Your task
Each entry below must be repeated exactly, with pictures left out.

Information provided
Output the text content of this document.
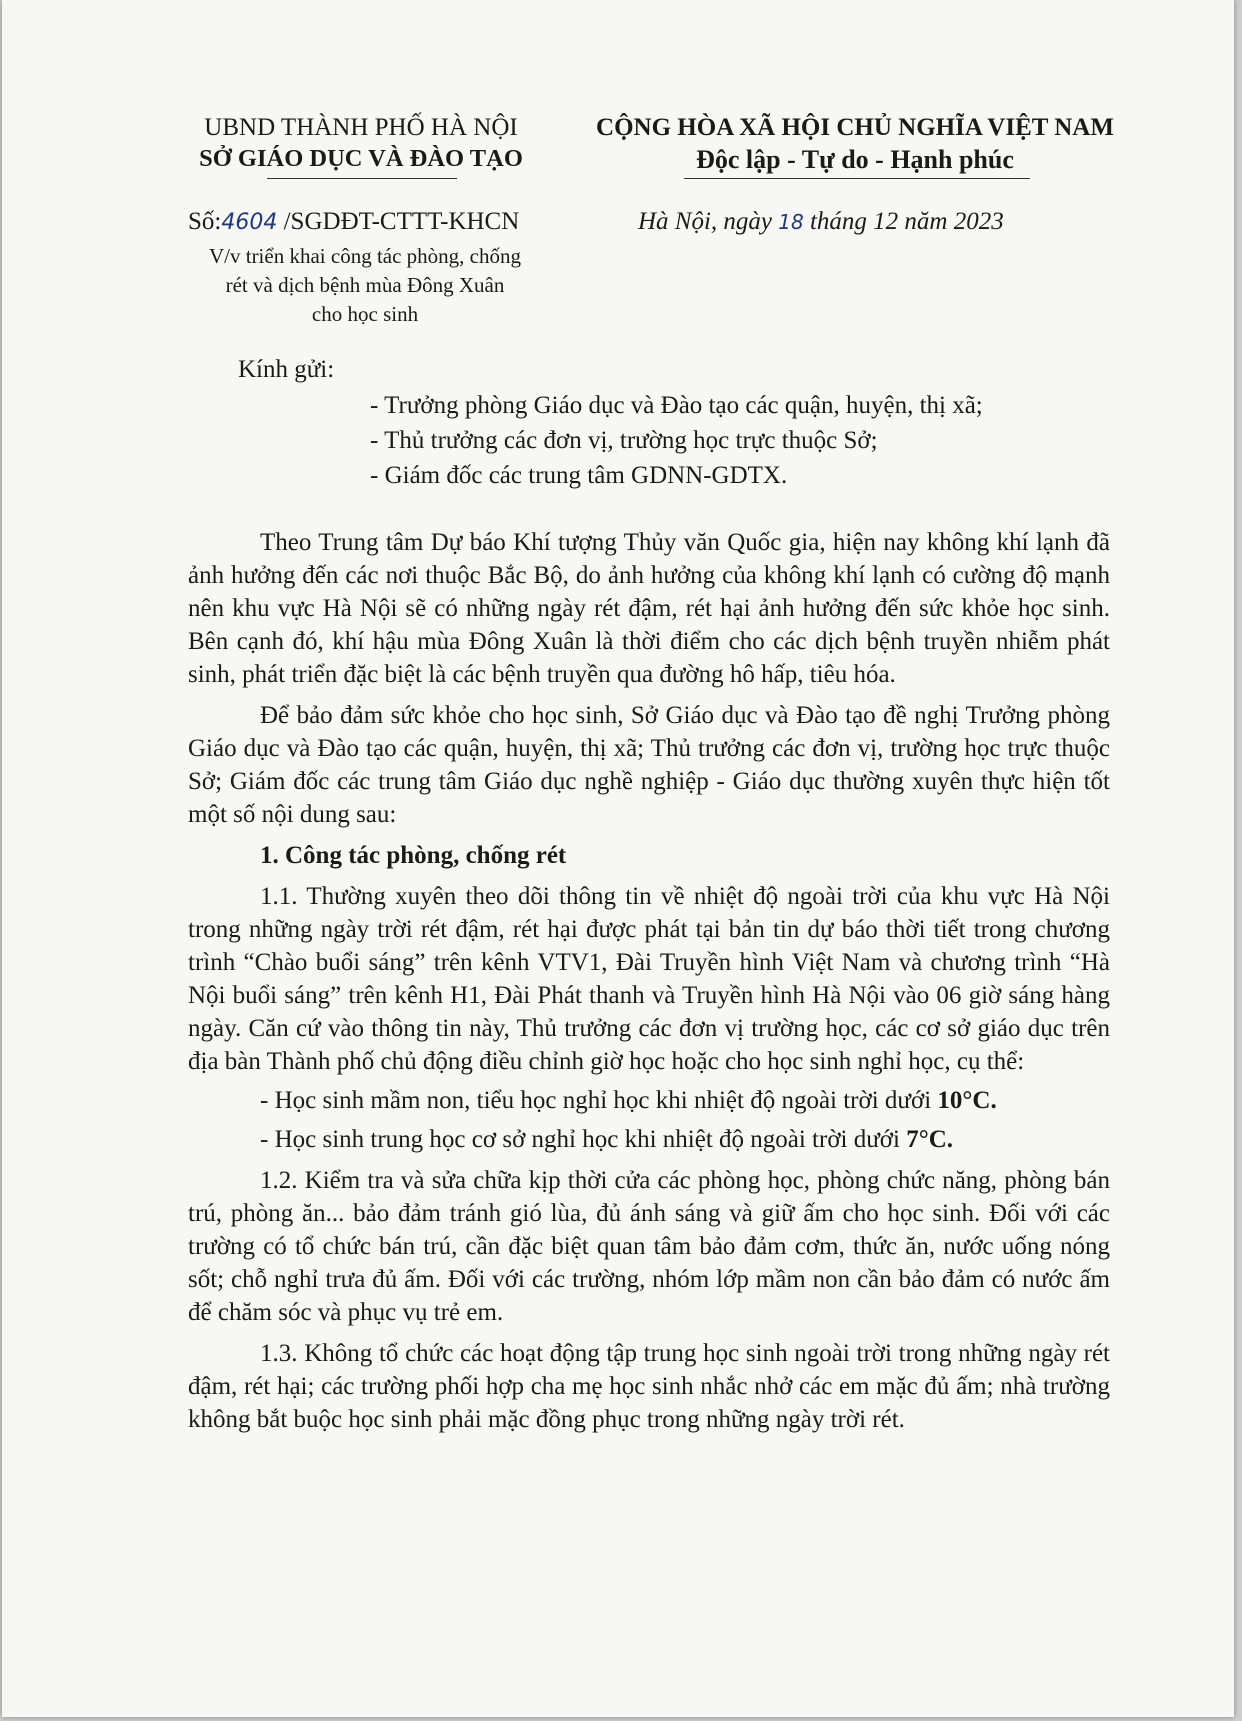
UBND THÀNH PHỐ HÀ NỘI
SỞ GIÁO DỤC VÀ ĐÀO TẠO
CỘNG HÒA XÃ HỘI CHỦ NGHĨA VIỆT NAM
Độc lập - Tự do - Hạnh phúc
Số:4604 /SGDĐT-CTTT-KHCN	Hà Nội, ngày 18 tháng 12 năm 2023
V/v triển khai công tác phòng, chống
rét và dịch bệnh mùa Đông Xuân
cho học sinh
Kính gửi:
- Trưởng phòng Giáo dục và Đào tạo các quận, huyện, thị xã;
- Thủ trưởng các đơn vị, trường học trực thuộc Sở;
- Giám đốc các trung tâm GDNN-GDTX.

Theo Trung tâm Dự báo Khí tượng Thủy văn Quốc gia, hiện nay không khí lạnh đã ảnh hưởng đến các nơi thuộc Bắc Bộ, do ảnh hưởng của không khí lạnh có cường độ mạnh nên khu vực Hà Nội sẽ có những ngày rét đậm, rét hại ảnh hưởng đến sức khỏe học sinh. Bên cạnh đó, khí hậu mùa Đông Xuân là thời điểm cho các dịch bệnh truyền nhiễm phát sinh, phát triển đặc biệt là các bệnh truyền qua đường hô hấp, tiêu hóa.

Để bảo đảm sức khỏe cho học sinh, Sở Giáo dục và Đào tạo đề nghị Trưởng phòng Giáo dục và Đào tạo các quận, huyện, thị xã; Thủ trưởng các đơn vị, trường học trực thuộc Sở; Giám đốc các trung tâm Giáo dục nghề nghiệp - Giáo dục thường xuyên thực hiện tốt một số nội dung sau:

1. Công tác phòng, chống rét

1.1. Thường xuyên theo dõi thông tin về nhiệt độ ngoài trời của khu vực Hà Nội trong những ngày trời rét đậm, rét hại được phát tại bản tin dự báo thời tiết trong chương trình “Chào buổi sáng” trên kênh VTV1, Đài Truyền hình Việt Nam và chương trình “Hà Nội buổi sáng” trên kênh H1, Đài Phát thanh và Truyền hình Hà Nội vào 06 giờ sáng hàng ngày. Căn cứ vào thông tin này, Thủ trưởng các đơn vị trường học, các cơ sở giáo dục trên địa bàn Thành phố chủ động điều chỉnh giờ học hoặc cho học sinh nghỉ học, cụ thể:

- Học sinh mầm non, tiểu học nghỉ học khi nhiệt độ ngoài trời dưới 10°C.

- Học sinh trung học cơ sở nghỉ học khi nhiệt độ ngoài trời dưới 7°C.

1.2. Kiểm tra và sửa chữa kịp thời cửa các phòng học, phòng chức năng, phòng bán trú, phòng ăn... bảo đảm tránh gió lùa, đủ ánh sáng và giữ ấm cho học sinh. Đối với các trường có tổ chức bán trú, cần đặc biệt quan tâm bảo đảm cơm, thức ăn, nước uống nóng sốt; chỗ nghỉ trưa đủ ấm. Đối với các trường, nhóm lớp mầm non cần bảo đảm có nước ấm để chăm sóc và phục vụ trẻ em.

1.3. Không tổ chức các hoạt động tập trung học sinh ngoài trời trong những ngày rét đậm, rét hại; các trường phối hợp cha mẹ học sinh nhắc nhở các em mặc đủ ấm; nhà trường không bắt buộc học sinh phải mặc đồng phục trong những ngày trời rét.
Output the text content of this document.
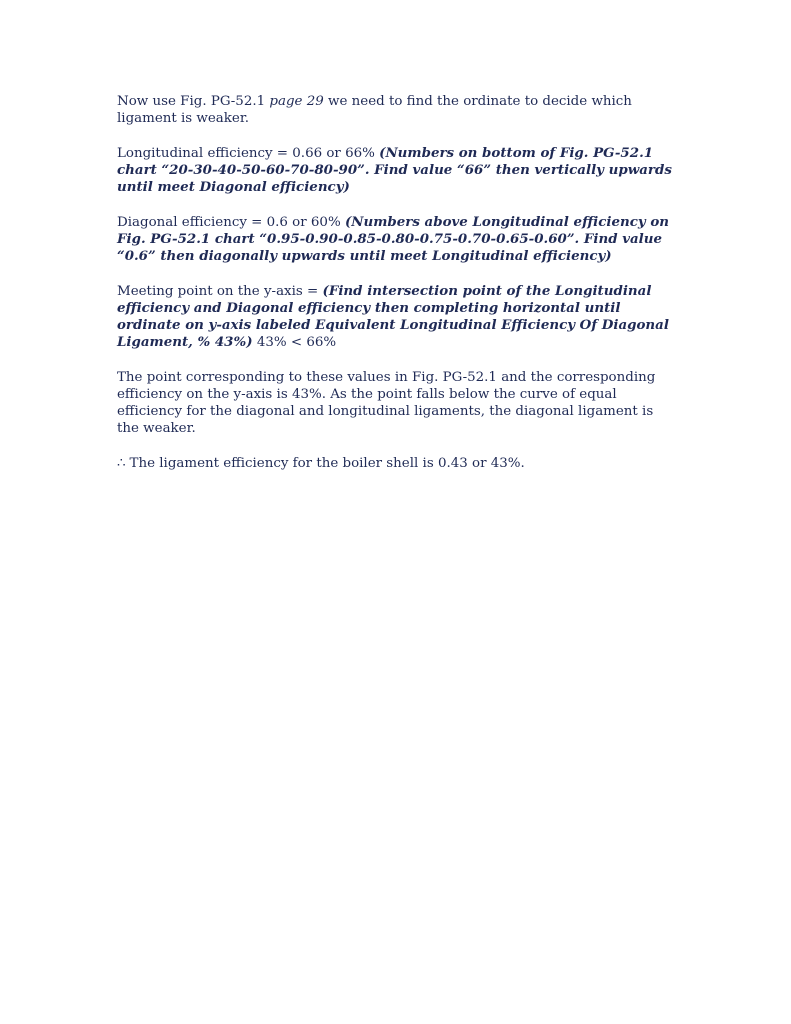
Now use Fig. PG-52.1 page 29 we need to find the ordinate to decide which ligament is weaker.

Longitudinal efficiency = 0.66 or 66% (Numbers on bottom of Fig. PG-52.1 chart “20-30-40-50-60-70-80-90”. Find value “66” then vertically upwards until meet Diagonal efficiency)

Diagonal efficiency = 0.6 or 60% (Numbers above Longitudinal efficiency on Fig. PG-52.1 chart “0.95-0.90-0.85-0.80-0.75-0.70-0.65-0.60”. Find value “0.6” then diagonally upwards until meet Longitudinal efficiency)

Meeting point on the y-axis = (Find intersection point of the Longitudinal efficiency and Diagonal efficiency then completing horizontal until ordinate on y-axis labeled Equivalent Longitudinal Efficiency Of Diagonal Ligament, % 43%) 43% < 66%

The point corresponding to these values in Fig. PG-52.1 and the corresponding efficiency on the y-axis is 43%. As the point falls below the curve of equal efficiency for the diagonal and longitudinal ligaments, the diagonal ligament is the weaker.

∴ The ligament efficiency for the boiler shell is 0.43 or 43%.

Answer to the exercise
Output the text content of this document.
UBND THÀNH PHỐ HÀ NỘI
SỞ GIÁO DỤC VÀ ĐÀO TẠO
CỘNG HÒA XÃ HỘI CHỦ NGHĨA VIỆT NAM
Độc lập - Tự do - Hạnh phúc
Số:4604 /SGDĐT-CTTT-KHCN	Hà Nội, ngày 18 tháng 12 năm 2023
V/v triển khai công tác phòng, chống
rét và dịch bệnh mùa Đông Xuân
cho học sinh
Kính gửi:
- Trưởng phòng Giáo dục và Đào tạo các quận, huyện, thị xã;
- Thủ trưởng các đơn vị, trường học trực thuộc Sở;
- Giám đốc các trung tâm GDNN-GDTX.

Theo Trung tâm Dự báo Khí tượng Thủy văn Quốc gia, hiện nay không khí lạnh đã ảnh hưởng đến các nơi thuộc Bắc Bộ, do ảnh hưởng của không khí lạnh có cường độ mạnh nên khu vực Hà Nội sẽ có những ngày rét đậm, rét hại ảnh hưởng đến sức khỏe học sinh. Bên cạnh đó, khí hậu mùa Đông Xuân là thời điểm cho các dịch bệnh truyền nhiễm phát sinh, phát triển đặc biệt là các bệnh truyền qua đường hô hấp, tiêu hóa.

Để bảo đảm sức khỏe cho học sinh, Sở Giáo dục và Đào tạo đề nghị Trưởng phòng Giáo dục và Đào tạo các quận, huyện, thị xã; Thủ trưởng các đơn vị, trường học trực thuộc Sở; Giám đốc các trung tâm Giáo dục nghề nghiệp - Giáo dục thường xuyên thực hiện tốt một số nội dung sau:

1. Công tác phòng, chống rét

1.1. Thường xuyên theo dõi thông tin về nhiệt độ ngoài trời của khu vực Hà Nội trong những ngày trời rét đậm, rét hại được phát tại bản tin dự báo thời tiết trong chương trình “Chào buổi sáng” trên kênh VTV1, Đài Truyền hình Việt Nam và chương trình “Hà Nội buổi sáng” trên kênh H1, Đài Phát thanh và Truyền hình Hà Nội vào 06 giờ sáng hàng ngày. Căn cứ vào thông tin này, Thủ trưởng các đơn vị trường học, các cơ sở giáo dục trên địa bàn Thành phố chủ động điều chỉnh giờ học hoặc cho học sinh nghỉ học, cụ thể:

- Học sinh mầm non, tiểu học nghỉ học khi nhiệt độ ngoài trời dưới 10°C.

- Học sinh trung học cơ sở nghỉ học khi nhiệt độ ngoài trời dưới 7°C.

1.2. Kiểm tra và sửa chữa kịp thời cửa các phòng học, phòng chức năng, phòng bán trú, phòng ăn... bảo đảm tránh gió lùa, đủ ánh sáng và giữ ấm cho học sinh. Đối với các trường có tổ chức bán trú, cần đặc biệt quan tâm bảo đảm cơm, thức ăn, nước uống nóng sốt; chỗ nghỉ trưa đủ ấm. Đối với các trường, nhóm lớp mầm non cần bảo đảm có nước ấm để chăm sóc và phục vụ trẻ em.

1.3. Không tổ chức các hoạt động tập trung học sinh ngoài trời trong những ngày rét đậm, rét hại; các trường phối hợp cha mẹ học sinh nhắc nhở các em mặc đủ ấm; nhà trường không bắt buộc học sinh phải mặc đồng phục trong những ngày trời rét.
Output the text content of this document.
Now use Fig. PG-52.1 page 29 we need to find the ordinate to decide which ligament is weaker.

Longitudinal efficiency = 0.66 or 66% (Numbers on bottom of Fig. PG-52.1 chart “20-30-40-50-60-70-80-90”. Find value “66” then vertically upwards until meet Diagonal efficiency)

Diagonal efficiency = 0.6 or 60% (Numbers above Longitudinal efficiency on Fig. PG-52.1 chart “0.95-0.90-0.85-0.80-0.75-0.70-0.65-0.60”. Find value “0.6” then diagonally upwards until meet Longitudinal efficiency)

Meeting point on the y-axis = (Find intersection point of the Longitudinal efficiency and Diagonal efficiency then completing horizontal until ordinate on y-axis labeled Equivalent Longitudinal Efficiency Of Diagonal Ligament, % 43%) 43% < 66%

The point corresponding to these values in Fig. PG-52.1 and the corresponding efficiency on the y-axis is 43%. As the point falls below the curve of equal efficiency for the diagonal and longitudinal ligaments, the diagonal ligament is the weaker.

∴ The ligament efficiency for the boiler shell is 0.43 or 43%.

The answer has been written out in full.